Data excerpts:
## Begin

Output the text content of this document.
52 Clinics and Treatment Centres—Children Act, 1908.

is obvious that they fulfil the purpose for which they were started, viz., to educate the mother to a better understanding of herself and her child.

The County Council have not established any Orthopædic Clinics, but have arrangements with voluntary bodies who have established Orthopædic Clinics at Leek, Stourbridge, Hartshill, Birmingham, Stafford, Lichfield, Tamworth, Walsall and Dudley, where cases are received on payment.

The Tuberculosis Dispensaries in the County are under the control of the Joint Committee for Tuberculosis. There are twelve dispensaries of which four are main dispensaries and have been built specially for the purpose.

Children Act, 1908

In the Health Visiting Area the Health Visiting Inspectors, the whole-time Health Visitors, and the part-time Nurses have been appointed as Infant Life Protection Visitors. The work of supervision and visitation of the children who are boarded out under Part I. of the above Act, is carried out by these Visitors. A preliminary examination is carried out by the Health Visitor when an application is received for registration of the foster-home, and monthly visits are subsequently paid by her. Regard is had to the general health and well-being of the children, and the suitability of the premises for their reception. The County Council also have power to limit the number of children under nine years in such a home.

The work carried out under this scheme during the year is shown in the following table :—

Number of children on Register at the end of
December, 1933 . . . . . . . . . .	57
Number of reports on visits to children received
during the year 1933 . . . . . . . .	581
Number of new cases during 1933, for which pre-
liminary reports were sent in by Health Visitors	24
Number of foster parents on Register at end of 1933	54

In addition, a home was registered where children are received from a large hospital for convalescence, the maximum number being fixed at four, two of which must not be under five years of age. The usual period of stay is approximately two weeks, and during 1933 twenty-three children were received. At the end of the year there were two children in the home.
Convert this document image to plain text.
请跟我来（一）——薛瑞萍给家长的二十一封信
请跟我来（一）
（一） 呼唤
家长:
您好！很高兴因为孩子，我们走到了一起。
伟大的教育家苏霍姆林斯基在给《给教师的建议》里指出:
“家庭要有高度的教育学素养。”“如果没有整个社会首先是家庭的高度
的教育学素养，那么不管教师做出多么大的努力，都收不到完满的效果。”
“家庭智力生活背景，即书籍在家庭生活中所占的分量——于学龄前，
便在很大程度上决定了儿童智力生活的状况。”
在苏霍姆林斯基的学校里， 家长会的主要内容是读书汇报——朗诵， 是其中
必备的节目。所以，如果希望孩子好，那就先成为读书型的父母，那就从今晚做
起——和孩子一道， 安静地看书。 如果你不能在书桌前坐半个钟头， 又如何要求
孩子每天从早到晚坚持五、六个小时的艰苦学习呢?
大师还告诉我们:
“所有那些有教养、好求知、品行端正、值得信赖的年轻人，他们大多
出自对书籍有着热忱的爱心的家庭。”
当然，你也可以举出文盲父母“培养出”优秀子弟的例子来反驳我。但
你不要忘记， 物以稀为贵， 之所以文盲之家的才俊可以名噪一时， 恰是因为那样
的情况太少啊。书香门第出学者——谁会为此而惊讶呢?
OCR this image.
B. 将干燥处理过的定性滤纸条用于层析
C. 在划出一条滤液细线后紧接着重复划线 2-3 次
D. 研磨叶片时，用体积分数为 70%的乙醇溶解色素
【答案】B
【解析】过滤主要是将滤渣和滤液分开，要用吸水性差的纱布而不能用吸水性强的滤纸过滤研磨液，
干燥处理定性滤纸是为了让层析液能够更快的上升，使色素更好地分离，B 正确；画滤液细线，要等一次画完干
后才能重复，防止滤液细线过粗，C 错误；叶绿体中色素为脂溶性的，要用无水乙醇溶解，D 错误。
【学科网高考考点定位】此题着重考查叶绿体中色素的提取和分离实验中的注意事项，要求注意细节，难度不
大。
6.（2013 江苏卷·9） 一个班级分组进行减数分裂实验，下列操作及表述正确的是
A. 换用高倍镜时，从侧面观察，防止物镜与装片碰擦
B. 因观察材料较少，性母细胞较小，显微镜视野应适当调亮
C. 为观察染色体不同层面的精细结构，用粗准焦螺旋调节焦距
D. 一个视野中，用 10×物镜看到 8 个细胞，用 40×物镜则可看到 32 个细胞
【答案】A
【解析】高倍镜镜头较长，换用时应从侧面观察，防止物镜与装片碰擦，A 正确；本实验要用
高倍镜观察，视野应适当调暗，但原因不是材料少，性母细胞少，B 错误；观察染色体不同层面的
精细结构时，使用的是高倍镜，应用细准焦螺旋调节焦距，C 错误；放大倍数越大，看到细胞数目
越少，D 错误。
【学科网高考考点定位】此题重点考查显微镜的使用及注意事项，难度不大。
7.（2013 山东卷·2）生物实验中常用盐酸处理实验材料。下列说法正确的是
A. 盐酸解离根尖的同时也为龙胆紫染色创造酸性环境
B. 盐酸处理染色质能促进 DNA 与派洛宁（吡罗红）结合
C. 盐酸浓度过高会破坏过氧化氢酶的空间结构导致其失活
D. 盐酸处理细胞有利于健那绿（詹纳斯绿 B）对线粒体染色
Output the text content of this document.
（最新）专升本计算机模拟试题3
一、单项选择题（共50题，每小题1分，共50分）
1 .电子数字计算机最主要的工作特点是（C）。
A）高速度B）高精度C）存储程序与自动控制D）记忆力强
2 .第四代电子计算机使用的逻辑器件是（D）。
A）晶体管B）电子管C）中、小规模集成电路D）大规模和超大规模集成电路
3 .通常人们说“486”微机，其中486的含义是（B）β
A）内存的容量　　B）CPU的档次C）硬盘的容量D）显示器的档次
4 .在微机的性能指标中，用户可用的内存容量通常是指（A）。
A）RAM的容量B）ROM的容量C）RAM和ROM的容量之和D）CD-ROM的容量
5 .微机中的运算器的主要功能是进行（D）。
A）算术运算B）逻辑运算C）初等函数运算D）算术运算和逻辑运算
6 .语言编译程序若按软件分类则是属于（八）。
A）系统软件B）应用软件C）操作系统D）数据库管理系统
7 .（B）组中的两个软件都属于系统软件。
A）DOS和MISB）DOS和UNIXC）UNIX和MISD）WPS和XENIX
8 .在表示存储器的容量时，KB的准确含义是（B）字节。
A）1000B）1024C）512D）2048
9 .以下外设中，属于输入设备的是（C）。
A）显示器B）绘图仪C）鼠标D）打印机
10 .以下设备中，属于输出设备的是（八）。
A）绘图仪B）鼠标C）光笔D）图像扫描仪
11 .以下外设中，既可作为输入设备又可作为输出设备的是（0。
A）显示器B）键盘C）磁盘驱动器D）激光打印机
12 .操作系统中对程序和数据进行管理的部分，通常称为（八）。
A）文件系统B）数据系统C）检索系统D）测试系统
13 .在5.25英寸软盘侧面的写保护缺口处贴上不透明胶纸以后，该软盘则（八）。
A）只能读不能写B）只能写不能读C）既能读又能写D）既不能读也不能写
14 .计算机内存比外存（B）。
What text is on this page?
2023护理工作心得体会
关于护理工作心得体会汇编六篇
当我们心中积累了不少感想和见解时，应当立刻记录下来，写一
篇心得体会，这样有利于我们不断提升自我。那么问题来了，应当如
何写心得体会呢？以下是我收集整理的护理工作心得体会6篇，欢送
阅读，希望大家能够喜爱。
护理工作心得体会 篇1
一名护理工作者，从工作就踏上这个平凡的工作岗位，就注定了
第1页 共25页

## End

** Set exercise **
Across the data above, how many lines include the word "where"? Give only the count.

** Solution to this exercise **
2